## EXERCISE REQUIREMENTS
Write out the full listing exactly as given, minus the images.

** start DATA ROWS **

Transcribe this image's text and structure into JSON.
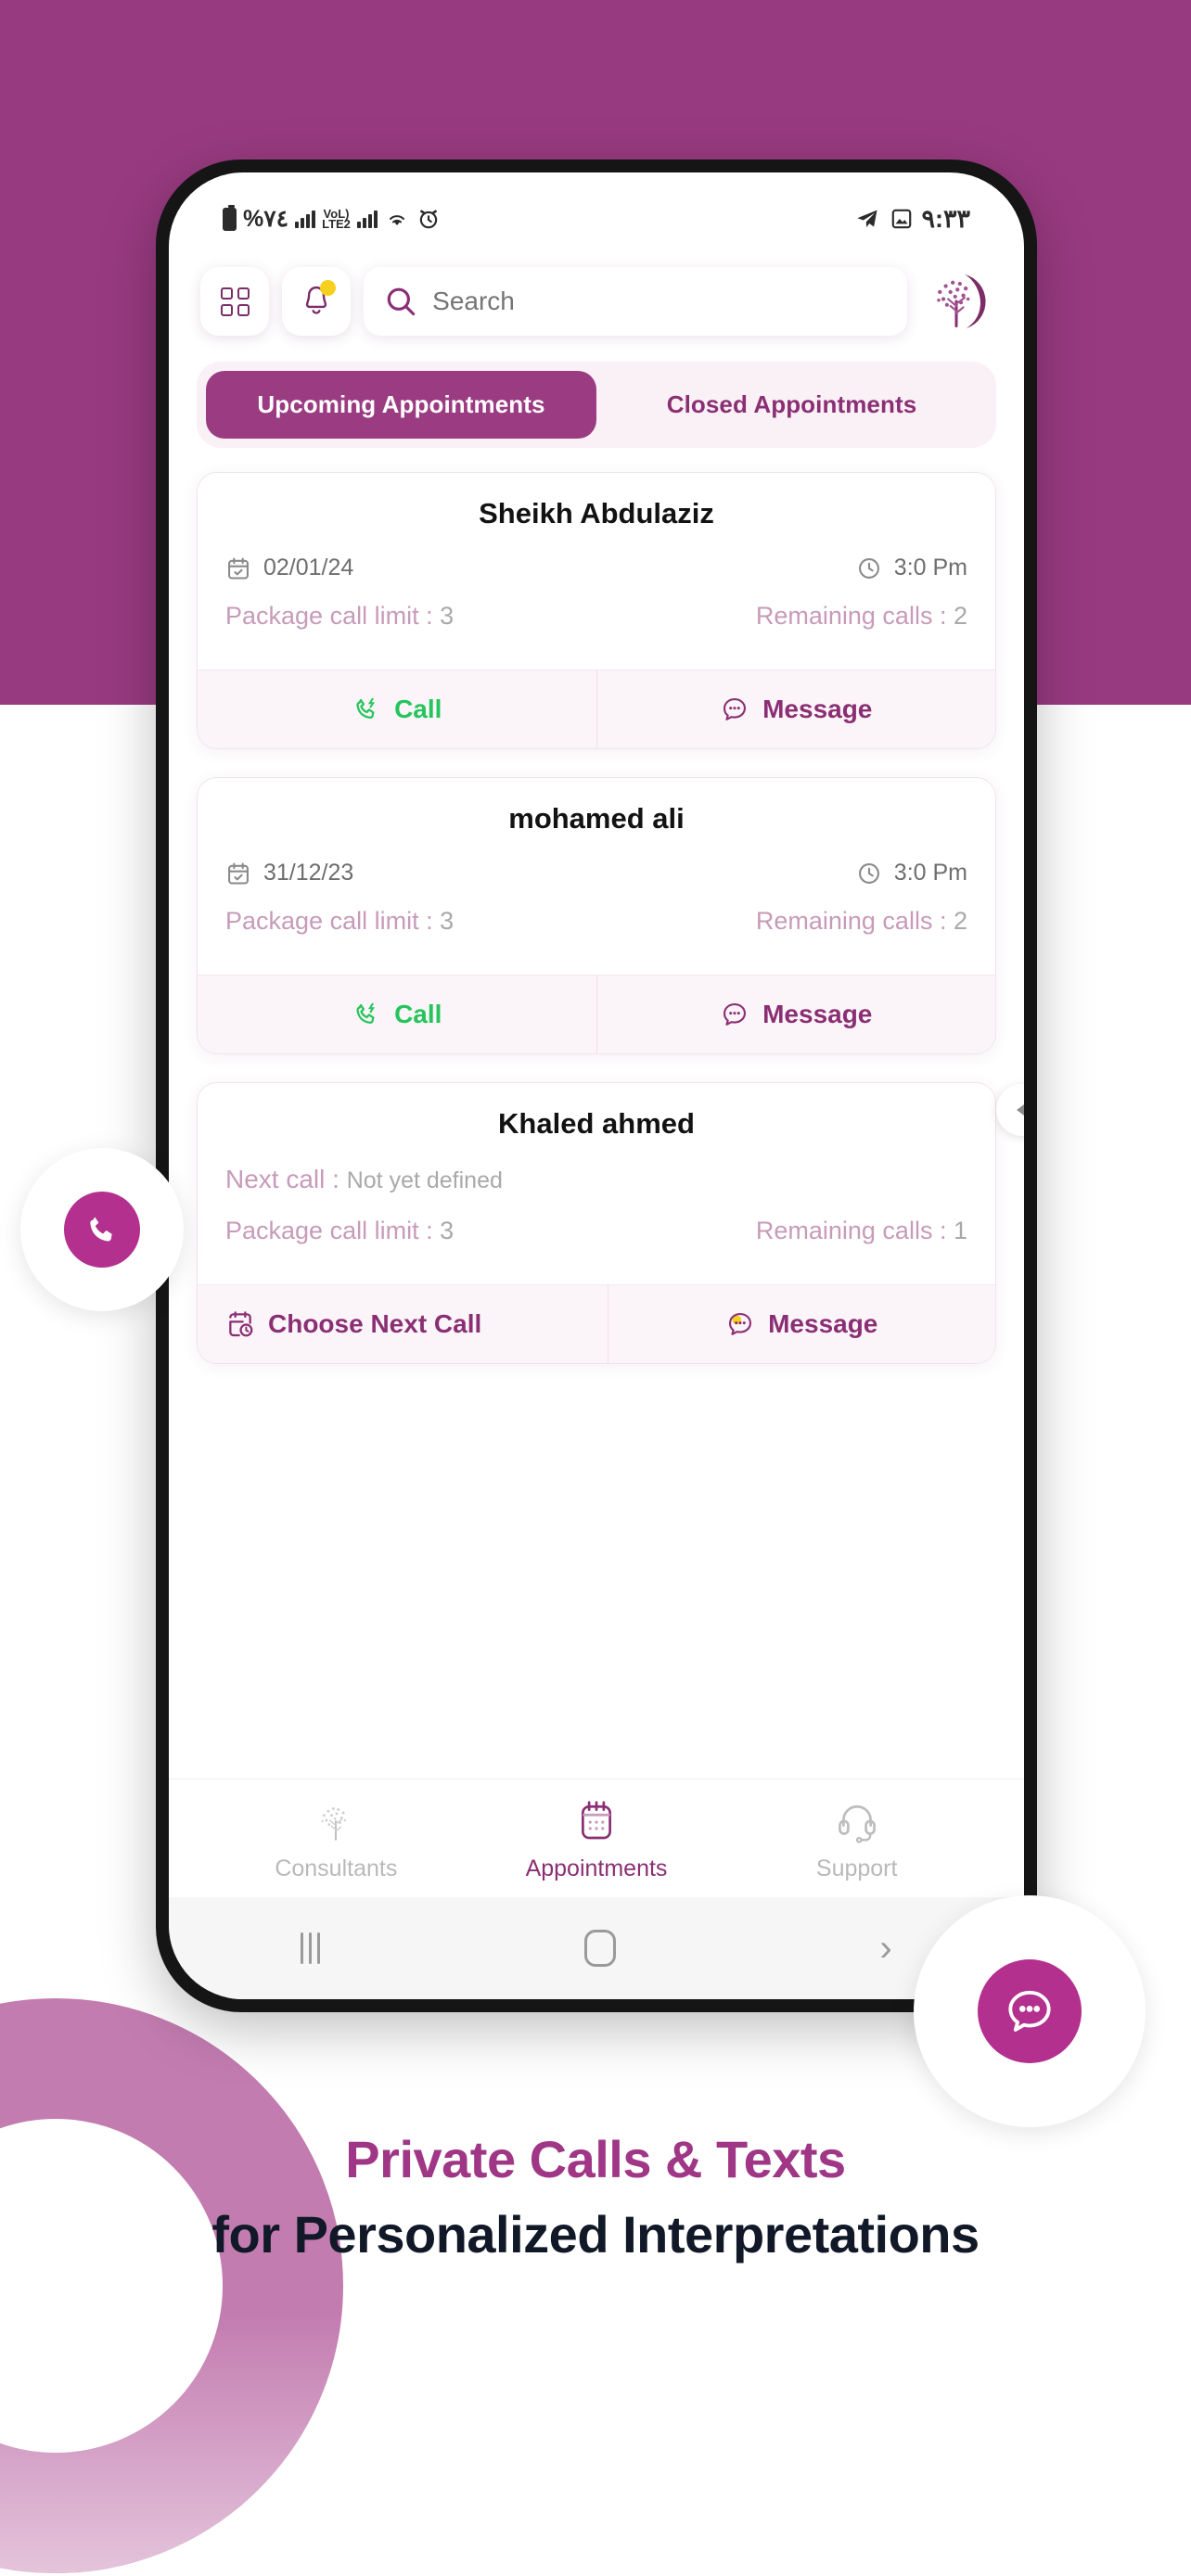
{
  "colors": {
    "brand_purple": "#983A80",
    "brand_purple_dark": "#8B2F74",
    "accent_magenta": "#B3308F",
    "call_green": "#25C55B",
    "tab_bg": "#FAF1F7",
    "ring_pink": "#C075AC",
    "bell_dot_yellow": "#F5D01E"
  },
  "statusbar": {
    "battery_text": "%٧٤",
    "network_label": "VoLTE2",
    "network_sub": "LTE2",
    "volte_top": "VoL)",
    "time": "٩:٣٣",
    "icons": [
      "battery-icon",
      "signal-bars-icon",
      "volte-icon",
      "signal-bars-2-icon",
      "wifi-icon",
      "alarm-icon",
      "telegram-icon",
      "photo-icon"
    ]
  },
  "header": {
    "grid_button": "grid-menu-button",
    "bell_button": "notifications-button",
    "search": {
      "value": "",
      "placeholder": "Search"
    },
    "logo": "tree-crescent-logo"
  },
  "tabs": [
    {
      "label": "Upcoming Appointments",
      "active": true
    },
    {
      "label": "Closed Appointments",
      "active": false
    }
  ],
  "appointments": [
    {
      "name": "Sheikh Abdulaziz",
      "date": "02/01/24",
      "time": "3:0 Pm",
      "package_label": "Package call limit :",
      "package_value": "3",
      "remaining_label": "Remaining calls :",
      "remaining_value": "2",
      "primary_action": "Call",
      "primary_kind": "call",
      "secondary_action": "Message"
    },
    {
      "name": "mohamed ali",
      "date": "31/12/23",
      "time": "3:0 Pm",
      "package_label": "Package call limit :",
      "package_value": "3",
      "remaining_label": "Remaining calls :",
      "remaining_value": "2",
      "primary_action": "Call",
      "primary_kind": "call",
      "secondary_action": "Message"
    },
    {
      "name": "Khaled ahmed",
      "next_call_label": "Next call :",
      "next_call_value": "Not yet defined",
      "package_label": "Package call limit  :",
      "package_value": "3",
      "remaining_label": "Remaining calls  :",
      "remaining_value": "1",
      "primary_action": "Choose Next Call",
      "primary_kind": "choose",
      "secondary_action": "Message"
    }
  ],
  "bottom_nav": [
    {
      "label": "Consultants",
      "icon": "tree-icon",
      "active": false
    },
    {
      "label": "Appointments",
      "icon": "calendar-icon",
      "active": true
    },
    {
      "label": "Support",
      "icon": "headset-icon",
      "active": false
    }
  ],
  "android_nav": {
    "recents": "recents-button",
    "home": "home-button",
    "back": "back-button",
    "back_glyph": "›"
  },
  "floating": {
    "call_bubble": "floating-call-button",
    "chat_bubble": "floating-chat-button"
  },
  "footer": {
    "line1": "Private Calls & Texts",
    "line2": "for Personalized Interpretations"
  }
}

** end DATA ROWS **

## TASK SOLUTION
Transcribe this image's text and structure into JSON.
{
  "colors": {
    "brand_purple": "#983A80",
    "brand_purple_dark": "#8B2F74",
    "accent_magenta": "#B3308F",
    "call_green": "#25C55B",
    "tab_bg": "#FAF1F7",
    "ring_pink": "#C075AC",
    "bell_dot_yellow": "#F5D01E"
  },
  "statusbar": {
    "battery_text": "%٧٤",
    "network_label": "VoLTE2",
    "network_sub": "LTE2",
    "volte_top": "VoL)",
    "time": "٩:٣٣",
    "icons": [
      "battery-icon",
      "signal-bars-icon",
      "volte-icon",
      "signal-bars-2-icon",
      "wifi-icon",
      "alarm-icon",
      "telegram-icon",
      "photo-icon"
    ]
  },
  "header": {
    "grid_button": "grid-menu-button",
    "bell_button": "notifications-button",
    "search": {
      "value": "",
      "placeholder": "Search"
    },
    "logo": "tree-crescent-logo"
  },
  "tabs": [
    {
      "label": "Upcoming Appointments",
      "active": true
    },
    {
      "label": "Closed Appointments",
      "active": false
    }
  ],
  "appointments": [
    {
      "name": "Sheikh Abdulaziz",
      "date": "02/01/24",
      "time": "3:0 Pm",
      "package_label": "Package call limit :",
      "package_value": "3",
      "remaining_label": "Remaining calls :",
      "remaining_value": "2",
      "primary_action": "Call",
      "primary_kind": "call",
      "secondary_action": "Message"
    },
    {
      "name": "mohamed ali",
      "date": "31/12/23",
      "time": "3:0 Pm",
      "package_label": "Package call limit :",
      "package_value": "3",
      "remaining_label": "Remaining calls :",
      "remaining_value": "2",
      "primary_action": "Call",
      "primary_kind": "call",
      "secondary_action": "Message"
    },
    {
      "name": "Khaled ahmed",
      "next_call_label": "Next call :",
      "next_call_value": "Not yet defined",
      "package_label": "Package call limit  :",
      "package_value": "3",
      "remaining_label": "Remaining calls  :",
      "remaining_value": "1",
      "primary_action": "Choose Next Call",
      "primary_kind": "choose",
      "secondary_action": "Message"
    }
  ],
  "bottom_nav": [
    {
      "label": "Consultants",
      "icon": "tree-icon",
      "active": false
    },
    {
      "label": "Appointments",
      "icon": "calendar-icon",
      "active": true
    },
    {
      "label": "Support",
      "icon": "headset-icon",
      "active": false
    }
  ],
  "android_nav": {
    "recents": "recents-button",
    "home": "home-button",
    "back": "back-button",
    "back_glyph": "›"
  },
  "floating": {
    "call_bubble": "floating-call-button",
    "chat_bubble": "floating-chat-button"
  },
  "footer": {
    "line1": "Private Calls & Texts",
    "line2": "for Personalized Interpretations"
  }
}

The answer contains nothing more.